Recorded data
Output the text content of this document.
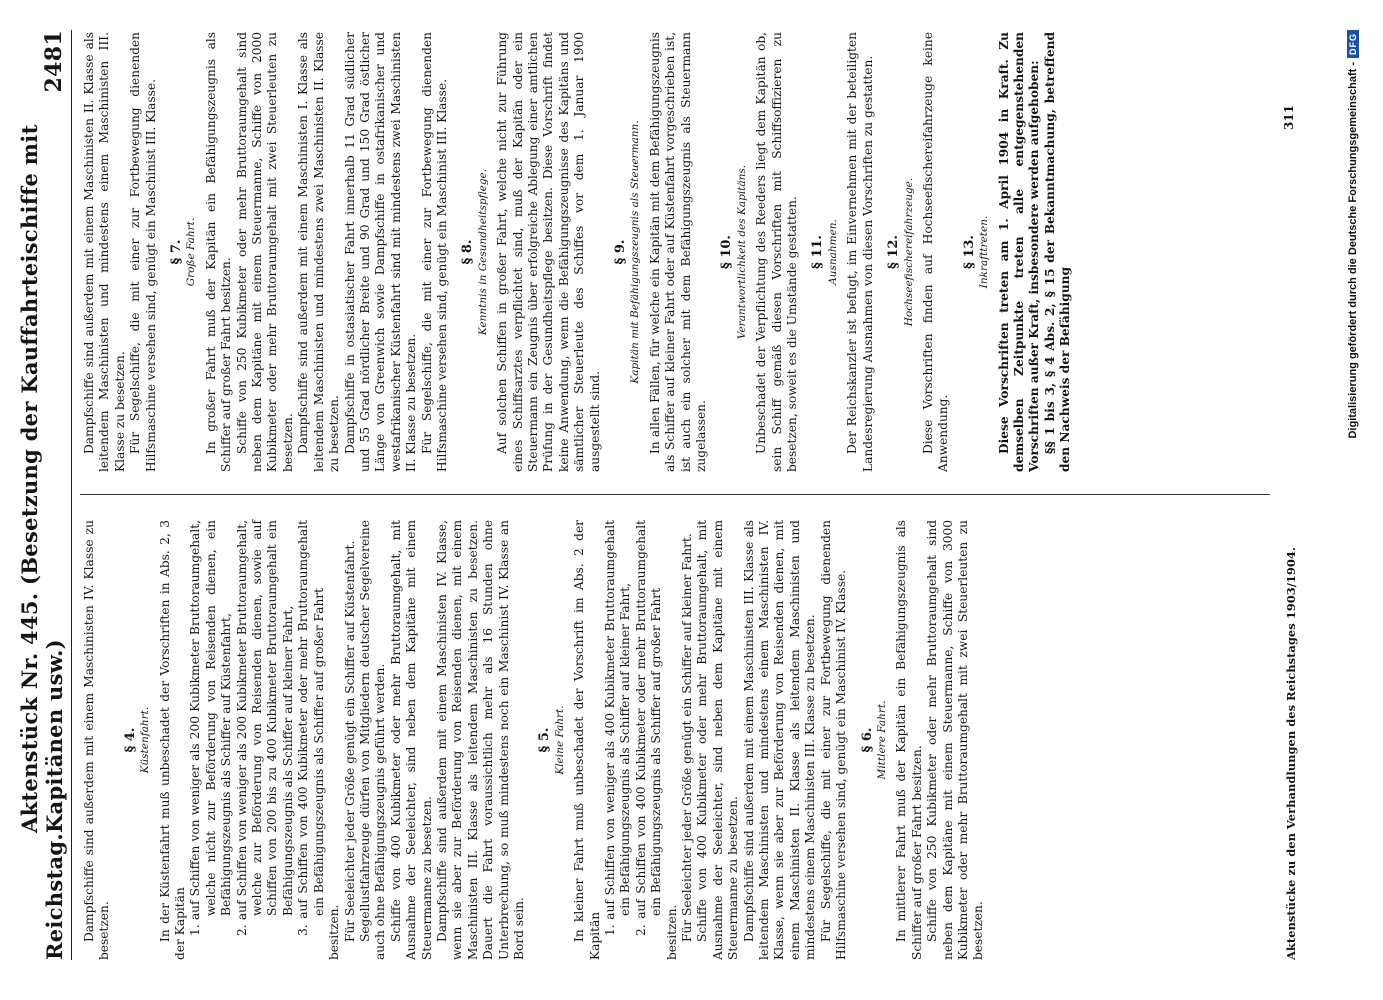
Reichstag.
Aktenstück Nr. 445. (Besetzung der Kauffahrteischiffe mit Kapitänen usw.)
2481

Dampfschiffe sind außerdem mit einem Maschinisten IV. Klasse zu besetzen.

§ 4. Küstenfahrt. In der Küstenfahrt muß unbeschadet der Vorschriften in Abs. 2, 3 der Kapitän 1. auf Schiffen von weniger als 200 Kubikmeter Bruttoraumgehalt, welche nicht zur Beförderung von Reisenden dienen, ein Befähigungszeugnis als Schiffer auf Küstenfahrt, 2. auf Schiffen von weniger als 200 Kubikmeter Bruttoraumgehalt, welche zur Beförderung von Reisenden dienen, sowie auf Schiffen von 200 bis zu 400 Kubikmeter Bruttoraumgehalt ein Befähigungszeugnis als Schiffer auf kleiner Fahrt, 3. auf Schiffen von 400 Kubikmeter oder mehr Bruttoraumgehalt ein Befähigungszeugnis als Schiffer auf großer Fahrt

besitzen. Für Seeleichter jeder Größe genügt ein Schiffer auf Küstenfahrt. Segellustfahrzeuge dürfen von Mitgliedern deutscher Segelvereine auch ohne Befähigungszeugnis geführt werden. Schiffe von 400 Kubikmeter oder mehr Bruttoraumgehalt, mit Ausnahme der Seeleichter, sind neben dem Kapitäne mit einem Steuermanne zu besetzen. Dampfschiffe sind außerdem mit einem Maschinisten IV. Klasse, wenn sie aber zur Beförderung von Reisenden dienen, mit einem Maschinisten III. Klasse als leitendem Maschinisten zu besetzen. Dauert die Fahrt voraussichtlich mehr als 16 Stunden ohne Unterbrechung, so muß mindestens noch ein Maschinist IV. Klasse an Bord sein.

§ 5. Kleine Fahrt. In kleiner Fahrt muß unbeschadet der Vorschrift im Abs. 2 der Kapitän 1. auf Schiffen von weniger als 400 Kubikmeter Bruttoraumgehalt ein Befähigungszeugnis als Schiffer auf kleiner Fahrt, 2. auf Schiffen von 400 Kubikmeter oder mehr Bruttoraumgehalt ein Befähigungszeugnis als Schiffer auf großer Fahrt

besitzen. Für Seeleichter jeder Größe genügt ein Schiffer auf kleiner Fahrt. Schiffe von 400 Kubikmeter oder mehr Bruttoraumgehalt, mit Ausnahme der Seeleichter, sind neben dem Kapitäne mit einem Steuermanne zu besetzen. Dampfschiffe sind außerdem mit einem Maschinisten III. Klasse als leitendem Maschinisten und mindestens einem Maschinisten IV. Klasse, wenn sie aber zur Beförderung von Reisenden dienen, mit einem Maschinisten II. Klasse als leitendem Maschinisten und mindestens einem Maschinisten III. Klasse zu besetzen. Für Segelschiffe, die mit einer zur Fortbewegung dienenden Hilfsmaschine versehen sind, genügt ein Maschinist IV. Klasse. § 6. Mittlere Fahrt. In mittlerer Fahrt muß der Kapitän ein Befähigungszeugnis als Schiffer auf großer Fahrt besitzen. Schiffe von 250 Kubikmeter oder mehr Bruttoraumgehalt sind neben dem Kapitäne mit einem Steuermanne, Schiffe von 3000 Kubikmeter oder mehr Bruttoraumgehalt mit zwei Steuerleuten zu besetzen.

Dampfschiffe sind außerdem mit einem Maschinisten II. Klasse als leitendem Maschinisten und mindestens einem Maschinisten III. Klasse zu besetzen. Für Segelschiffe, die mit einer zur Fortbewegung dienenden Hilfsmaschine versehen sind, genügt ein Maschinist III. Klasse. § 7. Große Fahrt. In großer Fahrt muß der Kapitän ein Befähigungszeugnis als Schiffer auf großer Fahrt besitzen. Schiffe von 250 Kubikmeter oder mehr Bruttoraumgehalt sind neben dem Kapitäne mit einem Steuermanne, Schiffe von 2000 Kubikmeter oder mehr Bruttoraumgehalt mit zwei Steuerleuten zu besetzen. Dampfschiffe sind außerdem mit einem Maschinisten I. Klasse als leitendem Maschinisten und mindestens zwei Maschinisten II. Klasse zu besetzen. Dampfschiffe in ostasiatischer Fahrt innerhalb 11 Grad südlicher und 55 Grad nördlicher Breite und 90 Grad und 150 Grad östlicher Länge von Greenwich sowie Dampfschiffe in ostafrikanischer und westafrikanischer Küstenfahrt sind mit mindestens zwei Maschinisten II. Klasse zu besetzen. Für Segelschiffe, die mit einer zur Fortbewegung dienenden Hilfsmaschine versehen sind, genügt ein Maschinist III. Klasse. § 8. Kenntnis in Gesundheitspflege. Auf solchen Schiffen in großer Fahrt, welche nicht zur Führung eines Schiffsarztes verpflichtet sind, muß der Kapitän oder ein Steuermann ein Zeugnis über erfolgreiche Ablegung einer amtlichen Prüfung in der Gesundheitspflege besitzen. Diese Vorschrift findet keine Anwendung, wenn die Befähigungszeugnisse des Kapitäns und sämtlicher Steuerleute des Schiffes vor dem 1. Januar 1900 ausgestellt sind.

§ 9. Kapitän mit Befähigungszeugnis als Steuermann. In allen Fällen, für welche ein Kapitän mit dem Befähigungszeugnis als Schiffer auf kleiner Fahrt oder auf Küstenfahrt vorgeschrieben ist, ist auch ein solcher mit dem Befähigungszeugnis als Steuermann zugelassen.

§ 10. Verantwortlichkeit des Kapitäns. Unbeschadet der Verpflichtung des Reeders liegt dem Kapitän ob, sein Schiff gemäß diesen Vorschriften mit Schiffsoffizieren zu besetzen, soweit es die Umstände gestatten. § 11. Ausnahmen. Der Reichskanzler ist befugt, im Einvernehmen mit der beteiligten Landesregierung Ausnahmen von diesen Vorschriften zu gestatten. § 12. Hochseefischereifahrzeuge. Diese Vorschriften finden auf Hochseefischereifahrzeuge keine Anwendung.

§ 13. Inkrafttreten. Diese Vorschriften treten am 1. April 1904 in Kraft. Zu demselben Zeitpunkte treten alle entgegenstehenden Vorschriften außer Kraft, insbesondere werden aufgehoben: §§ 1 bis 3, § 4 Abs. 2, § 15 der Bekanntmachung, betreffend den Nachweis der Befähigung

Aktenstücke zu den Verhandlungen des Reichstages 1903/1904.
311	Digitalisierung gefördert durch die Deutsche Forschungsgemeinschaft -
DFG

Exercise brief
The material above must be printed exactly, with its pictures left out.

The answer
Output the text content of this document.
Reichstag.
Aktenstück Nr. 445. (Besetzung der Kauffahrteischiffe mit Kapitänen usw.)
2481

Dampfschiffe sind außerdem mit einem Maschinisten IV. Klasse zu besetzen.

§ 4. Küstenfahrt. In der Küstenfahrt muß unbeschadet der Vorschriften in Abs. 2, 3 der Kapitän 1. auf Schiffen von weniger als 200 Kubikmeter Bruttoraumgehalt, welche nicht zur Beförderung von Reisenden dienen, ein Befähigungszeugnis als Schiffer auf Küstenfahrt, 2. auf Schiffen von weniger als 200 Kubikmeter Bruttoraumgehalt, welche zur Beförderung von Reisenden dienen, sowie auf Schiffen von 200 bis zu 400 Kubikmeter Bruttoraumgehalt ein Befähigungszeugnis als Schiffer auf kleiner Fahrt, 3. auf Schiffen von 400 Kubikmeter oder mehr Bruttoraumgehalt ein Befähigungszeugnis als Schiffer auf großer Fahrt

besitzen. Für Seeleichter jeder Größe genügt ein Schiffer auf Küstenfahrt. Segellustfahrzeuge dürfen von Mitgliedern deutscher Segelvereine auch ohne Befähigungszeugnis geführt werden. Schiffe von 400 Kubikmeter oder mehr Bruttoraumgehalt, mit Ausnahme der Seeleichter, sind neben dem Kapitäne mit einem Steuermanne zu besetzen. Dampfschiffe sind außerdem mit einem Maschinisten IV. Klasse, wenn sie aber zur Beförderung von Reisenden dienen, mit einem Maschinisten III. Klasse als leitendem Maschinisten zu besetzen. Dauert die Fahrt voraussichtlich mehr als 16 Stunden ohne Unterbrechung, so muß mindestens noch ein Maschinist IV. Klasse an Bord sein.

§ 5. Kleine Fahrt. In kleiner Fahrt muß unbeschadet der Vorschrift im Abs. 2 der Kapitän 1. auf Schiffen von weniger als 400 Kubikmeter Bruttoraumgehalt ein Befähigungszeugnis als Schiffer auf kleiner Fahrt, 2. auf Schiffen von 400 Kubikmeter oder mehr Bruttoraumgehalt ein Befähigungszeugnis als Schiffer auf großer Fahrt

besitzen. Für Seeleichter jeder Größe genügt ein Schiffer auf kleiner Fahrt. Schiffe von 400 Kubikmeter oder mehr Bruttoraumgehalt, mit Ausnahme der Seeleichter, sind neben dem Kapitäne mit einem Steuermanne zu besetzen. Dampfschiffe sind außerdem mit einem Maschinisten III. Klasse als leitendem Maschinisten und mindestens einem Maschinisten IV. Klasse, wenn sie aber zur Beförderung von Reisenden dienen, mit einem Maschinisten II. Klasse als leitendem Maschinisten und mindestens einem Maschinisten III. Klasse zu besetzen. Für Segelschiffe, die mit einer zur Fortbewegung dienenden Hilfsmaschine versehen sind, genügt ein Maschinist IV. Klasse. § 6. Mittlere Fahrt. In mittlerer Fahrt muß der Kapitän ein Befähigungszeugnis als Schiffer auf großer Fahrt besitzen. Schiffe von 250 Kubikmeter oder mehr Bruttoraumgehalt sind neben dem Kapitäne mit einem Steuermanne, Schiffe von 3000 Kubikmeter oder mehr Bruttoraumgehalt mit zwei Steuerleuten zu besetzen.

Dampfschiffe sind außerdem mit einem Maschinisten II. Klasse als leitendem Maschinisten und mindestens einem Maschinisten III. Klasse zu besetzen. Für Segelschiffe, die mit einer zur Fortbewegung dienenden Hilfsmaschine versehen sind, genügt ein Maschinist III. Klasse. § 7. Große Fahrt. In großer Fahrt muß der Kapitän ein Befähigungszeugnis als Schiffer auf großer Fahrt besitzen. Schiffe von 250 Kubikmeter oder mehr Bruttoraumgehalt sind neben dem Kapitäne mit einem Steuermanne, Schiffe von 2000 Kubikmeter oder mehr Bruttoraumgehalt mit zwei Steuerleuten zu besetzen. Dampfschiffe sind außerdem mit einem Maschinisten I. Klasse als leitendem Maschinisten und mindestens zwei Maschinisten II. Klasse zu besetzen. Dampfschiffe in ostasiatischer Fahrt innerhalb 11 Grad südlicher und 55 Grad nördlicher Breite und 90 Grad und 150 Grad östlicher Länge von Greenwich sowie Dampfschiffe in ostafrikanischer und westafrikanischer Küstenfahrt sind mit mindestens zwei Maschinisten II. Klasse zu besetzen. Für Segelschiffe, die mit einer zur Fortbewegung dienenden Hilfsmaschine versehen sind, genügt ein Maschinist III. Klasse. § 8. Kenntnis in Gesundheitspflege. Auf solchen Schiffen in großer Fahrt, welche nicht zur Führung eines Schiffsarztes verpflichtet sind, muß der Kapitän oder ein Steuermann ein Zeugnis über erfolgreiche Ablegung einer amtlichen Prüfung in der Gesundheitspflege besitzen. Diese Vorschrift findet keine Anwendung, wenn die Befähigungszeugnisse des Kapitäns und sämtlicher Steuerleute des Schiffes vor dem 1. Januar 1900 ausgestellt sind.

§ 9. Kapitän mit Befähigungszeugnis als Steuermann. In allen Fällen, für welche ein Kapitän mit dem Befähigungszeugnis als Schiffer auf kleiner Fahrt oder auf Küstenfahrt vorgeschrieben ist, ist auch ein solcher mit dem Befähigungszeugnis als Steuermann zugelassen.

§ 10. Verantwortlichkeit des Kapitäns. Unbeschadet der Verpflichtung des Reeders liegt dem Kapitän ob, sein Schiff gemäß diesen Vorschriften mit Schiffsoffizieren zu besetzen, soweit es die Umstände gestatten. § 11. Ausnahmen. Der Reichskanzler ist befugt, im Einvernehmen mit der beteiligten Landesregierung Ausnahmen von diesen Vorschriften zu gestatten. § 12. Hochseefischereifahrzeuge. Diese Vorschriften finden auf Hochseefischereifahrzeuge keine Anwendung.

§ 13. Inkrafttreten. Diese Vorschriften treten am 1. April 1904 in Kraft. Zu demselben Zeitpunkte treten alle entgegenstehenden Vorschriften außer Kraft, insbesondere werden aufgehoben: §§ 1 bis 3, § 4 Abs. 2, § 15 der Bekanntmachung, betreffend den Nachweis der Befähigung

Aktenstücke zu den Verhandlungen des Reichstages 1903/1904.
311	Digitalisierung gefördert durch die Deutsche Forschungsgemeinschaft -
DFG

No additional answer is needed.